▶ _Extracted records_
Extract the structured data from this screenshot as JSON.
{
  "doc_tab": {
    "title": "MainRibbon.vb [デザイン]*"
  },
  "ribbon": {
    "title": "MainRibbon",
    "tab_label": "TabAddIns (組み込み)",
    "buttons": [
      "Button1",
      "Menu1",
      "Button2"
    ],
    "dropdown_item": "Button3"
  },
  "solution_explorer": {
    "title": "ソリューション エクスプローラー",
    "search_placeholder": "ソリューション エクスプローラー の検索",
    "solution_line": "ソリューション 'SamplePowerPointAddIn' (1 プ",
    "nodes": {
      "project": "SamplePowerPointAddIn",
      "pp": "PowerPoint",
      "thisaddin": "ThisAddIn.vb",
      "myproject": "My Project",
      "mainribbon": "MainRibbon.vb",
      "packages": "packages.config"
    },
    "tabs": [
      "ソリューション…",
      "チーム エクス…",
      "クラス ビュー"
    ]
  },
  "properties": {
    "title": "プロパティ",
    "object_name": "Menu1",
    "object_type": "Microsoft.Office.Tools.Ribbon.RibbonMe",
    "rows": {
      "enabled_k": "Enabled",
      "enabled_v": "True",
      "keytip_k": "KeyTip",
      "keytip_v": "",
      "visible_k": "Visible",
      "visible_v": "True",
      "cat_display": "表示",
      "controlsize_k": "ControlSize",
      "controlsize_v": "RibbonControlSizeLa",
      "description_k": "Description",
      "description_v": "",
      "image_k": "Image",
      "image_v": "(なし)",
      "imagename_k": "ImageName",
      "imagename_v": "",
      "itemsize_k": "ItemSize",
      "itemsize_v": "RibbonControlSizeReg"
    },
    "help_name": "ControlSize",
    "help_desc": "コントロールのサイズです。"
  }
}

▶ _WHAT IS EXPECTED_
Show each line holding the word "ソリューション".

▶ _PROBLEM SOLUTION_
    "title": "ソリューション エクスプローラー",
    "search_placeholder": "ソリューション エクスプローラー の検索",
    "solution_line": "ソリューション 'SamplePowerPointAddIn' (1 プ",
      "ソリューション…",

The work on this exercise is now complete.